Problem description: Quote the entries that follow exactly, leaving none out.

Input material:

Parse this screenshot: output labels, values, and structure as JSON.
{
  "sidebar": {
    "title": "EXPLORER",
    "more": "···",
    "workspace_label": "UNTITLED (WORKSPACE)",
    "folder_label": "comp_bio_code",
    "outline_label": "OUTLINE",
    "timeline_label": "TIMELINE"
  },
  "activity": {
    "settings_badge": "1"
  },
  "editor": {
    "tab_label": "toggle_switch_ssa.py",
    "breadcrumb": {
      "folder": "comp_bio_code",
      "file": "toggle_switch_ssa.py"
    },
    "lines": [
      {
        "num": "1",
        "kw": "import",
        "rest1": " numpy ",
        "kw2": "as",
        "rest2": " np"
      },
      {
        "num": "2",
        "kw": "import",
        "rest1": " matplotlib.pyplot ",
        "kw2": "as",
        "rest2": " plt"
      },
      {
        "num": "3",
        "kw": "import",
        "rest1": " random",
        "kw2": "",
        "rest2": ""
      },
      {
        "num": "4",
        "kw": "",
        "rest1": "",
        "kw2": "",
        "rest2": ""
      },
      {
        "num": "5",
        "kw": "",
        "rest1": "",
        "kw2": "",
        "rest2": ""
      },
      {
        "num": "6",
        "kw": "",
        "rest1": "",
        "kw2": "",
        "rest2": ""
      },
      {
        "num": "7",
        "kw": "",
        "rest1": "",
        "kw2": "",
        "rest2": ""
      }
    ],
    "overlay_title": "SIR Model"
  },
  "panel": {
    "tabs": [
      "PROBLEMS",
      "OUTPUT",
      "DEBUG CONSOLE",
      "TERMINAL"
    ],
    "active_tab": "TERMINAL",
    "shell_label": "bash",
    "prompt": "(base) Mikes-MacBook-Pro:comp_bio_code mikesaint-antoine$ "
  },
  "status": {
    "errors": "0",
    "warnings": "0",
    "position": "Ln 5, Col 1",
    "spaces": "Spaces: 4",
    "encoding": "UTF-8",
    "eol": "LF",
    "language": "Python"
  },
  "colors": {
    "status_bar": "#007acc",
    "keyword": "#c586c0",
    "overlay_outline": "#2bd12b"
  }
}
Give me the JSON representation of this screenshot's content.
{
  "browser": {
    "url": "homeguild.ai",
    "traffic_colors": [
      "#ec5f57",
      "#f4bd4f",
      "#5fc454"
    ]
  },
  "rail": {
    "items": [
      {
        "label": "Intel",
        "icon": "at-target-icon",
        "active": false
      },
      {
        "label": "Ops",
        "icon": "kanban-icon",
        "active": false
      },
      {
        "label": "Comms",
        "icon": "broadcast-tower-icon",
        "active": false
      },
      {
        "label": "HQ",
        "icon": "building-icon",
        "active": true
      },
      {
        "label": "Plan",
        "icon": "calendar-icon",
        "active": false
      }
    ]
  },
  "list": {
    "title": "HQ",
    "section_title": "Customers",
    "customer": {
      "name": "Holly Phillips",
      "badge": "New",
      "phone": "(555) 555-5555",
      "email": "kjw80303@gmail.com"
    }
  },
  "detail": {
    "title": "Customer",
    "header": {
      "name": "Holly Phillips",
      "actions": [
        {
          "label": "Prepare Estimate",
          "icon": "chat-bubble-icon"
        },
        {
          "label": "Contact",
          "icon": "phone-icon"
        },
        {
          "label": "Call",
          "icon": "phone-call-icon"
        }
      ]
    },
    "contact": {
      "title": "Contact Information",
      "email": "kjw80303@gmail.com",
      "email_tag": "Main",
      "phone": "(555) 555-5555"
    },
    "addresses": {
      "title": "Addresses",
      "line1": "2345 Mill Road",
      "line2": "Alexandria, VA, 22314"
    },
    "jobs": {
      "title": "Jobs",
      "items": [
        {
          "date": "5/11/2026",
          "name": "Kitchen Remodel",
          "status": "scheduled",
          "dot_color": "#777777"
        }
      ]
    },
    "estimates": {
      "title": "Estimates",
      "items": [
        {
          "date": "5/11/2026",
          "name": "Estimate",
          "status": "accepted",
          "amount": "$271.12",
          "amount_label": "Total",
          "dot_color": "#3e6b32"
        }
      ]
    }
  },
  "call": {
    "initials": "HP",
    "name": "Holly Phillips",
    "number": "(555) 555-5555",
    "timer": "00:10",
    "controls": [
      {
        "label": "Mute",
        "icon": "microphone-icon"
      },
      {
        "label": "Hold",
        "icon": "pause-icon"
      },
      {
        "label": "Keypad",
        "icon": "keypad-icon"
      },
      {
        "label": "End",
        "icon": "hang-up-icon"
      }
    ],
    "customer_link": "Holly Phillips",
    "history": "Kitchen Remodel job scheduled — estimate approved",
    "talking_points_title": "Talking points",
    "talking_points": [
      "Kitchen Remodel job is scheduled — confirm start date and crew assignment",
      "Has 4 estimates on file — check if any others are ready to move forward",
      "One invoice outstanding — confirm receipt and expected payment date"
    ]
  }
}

Task solution:
Parse this screenshot: output labels, values, and structure as JSON.
{
  "sidebar": {
    "title": "EXPLORER",
    "more": "···",
    "workspace_label": "UNTITLED (WORKSPACE)",
    "folder_label": "comp_bio_code",
    "outline_label": "OUTLINE",
    "timeline_label": "TIMELINE"
  },
  "activity": {
    "settings_badge": "1"
  },
  "editor": {
    "tab_label": "toggle_switch_ssa.py",
    "breadcrumb": {
      "folder": "comp_bio_code",
      "file": "toggle_switch_ssa.py"
    },
    "lines": [
      {
        "num": "1",
        "kw": "import",
        "rest1": " numpy ",
        "kw2": "as",
        "rest2": " np"
      },
      {
        "num": "2",
        "kw": "import",
        "rest1": " matplotlib.pyplot ",
        "kw2": "as",
        "rest2": " plt"
      },
      {
        "num": "3",
        "kw": "import",
        "rest1": " random",
        "kw2": "",
        "rest2": ""
      },
      {
        "num": "4",
        "kw": "",
        "rest1": "",
        "kw2": "",
        "rest2": ""
      },
      {
        "num": "5",
        "kw": "",
        "rest1": "",
        "kw2": "",
        "rest2": ""
      },
      {
        "num": "6",
        "kw": "",
        "rest1": "",
        "kw2": "",
        "rest2": ""
      },
      {
        "num": "7",
        "kw": "",
        "rest1": "",
        "kw2": "",
        "rest2": ""
      }
    ],
    "overlay_title": "SIR Model"
  },
  "panel": {
    "tabs": [
      "PROBLEMS",
      "OUTPUT",
      "DEBUG CONSOLE",
      "TERMINAL"
    ],
    "active_tab": "TERMINAL",
    "shell_label": "bash",
    "prompt": "(base) Mikes-MacBook-Pro:comp_bio_code mikesaint-antoine$ "
  },
  "status": {
    "errors": "0",
    "warnings": "0",
    "position": "Ln 5, Col 1",
    "spaces": "Spaces: 4",
    "encoding": "UTF-8",
    "eol": "LF",
    "language": "Python"
  },
  "colors": {
    "status_bar": "#007acc",
    "keyword": "#c586c0",
    "overlay_outline": "#2bd12b"
  }
}
Give me the JSON representation of this screenshot's content.
{
  "browser": {
    "url": "homeguild.ai",
    "traffic_colors": [
      "#ec5f57",
      "#f4bd4f",
      "#5fc454"
    ]
  },
  "rail": {
    "items": [
      {
        "label": "Intel",
        "icon": "at-target-icon",
        "active": false
      },
      {
        "label": "Ops",
        "icon": "kanban-icon",
        "active": false
      },
      {
        "label": "Comms",
        "icon": "broadcast-tower-icon",
        "active": false
      },
      {
        "label": "HQ",
        "icon": "building-icon",
        "active": true
      },
      {
        "label": "Plan",
        "icon": "calendar-icon",
        "active": false
      }
    ]
  },
  "list": {
    "title": "HQ",
    "section_title": "Customers",
    "customer": {
      "name": "Holly Phillips",
      "badge": "New",
      "phone": "(555) 555-5555",
      "email": "kjw80303@gmail.com"
    }
  },
  "detail": {
    "title": "Customer",
    "header": {
      "name": "Holly Phillips",
      "actions": [
        {
          "label": "Prepare Estimate",
          "icon": "chat-bubble-icon"
        },
        {
          "label": "Contact",
          "icon": "phone-icon"
        },
        {
          "label": "Call",
          "icon": "phone-call-icon"
        }
      ]
    },
    "contact": {
      "title": "Contact Information",
      "email": "kjw80303@gmail.com",
      "email_tag": "Main",
      "phone": "(555) 555-5555"
    },
    "addresses": {
      "title": "Addresses",
      "line1": "2345 Mill Road",
      "line2": "Alexandria, VA, 22314"
    },
    "jobs": {
      "title": "Jobs",
      "items": [
        {
          "date": "5/11/2026",
          "name": "Kitchen Remodel",
          "status": "scheduled",
          "dot_color": "#777777"
        }
      ]
    },
    "estimates": {
      "title": "Estimates",
      "items": [
        {
          "date": "5/11/2026",
          "name": "Estimate",
          "status": "accepted",
          "amount": "$271.12",
          "amount_label": "Total",
          "dot_color": "#3e6b32"
        }
      ]
    }
  },
  "call": {
    "initials": "HP",
    "name": "Holly Phillips",
    "number": "(555) 555-5555",
    "timer": "00:10",
    "controls": [
      {
        "label": "Mute",
        "icon": "microphone-icon"
      },
      {
        "label": "Hold",
        "icon": "pause-icon"
      },
      {
        "label": "Keypad",
        "icon": "keypad-icon"
      },
      {
        "label": "End",
        "icon": "hang-up-icon"
      }
    ],
    "customer_link": "Holly Phillips",
    "history": "Kitchen Remodel job scheduled — estimate approved",
    "talking_points_title": "Talking points",
    "talking_points": [
      "Kitchen Remodel job is scheduled — confirm start date and crew assignment",
      "Has 4 estimates on file — check if any others are ready to move forward",
      "One invoice outstanding — confirm receipt and expected payment date"
    ]
  }
}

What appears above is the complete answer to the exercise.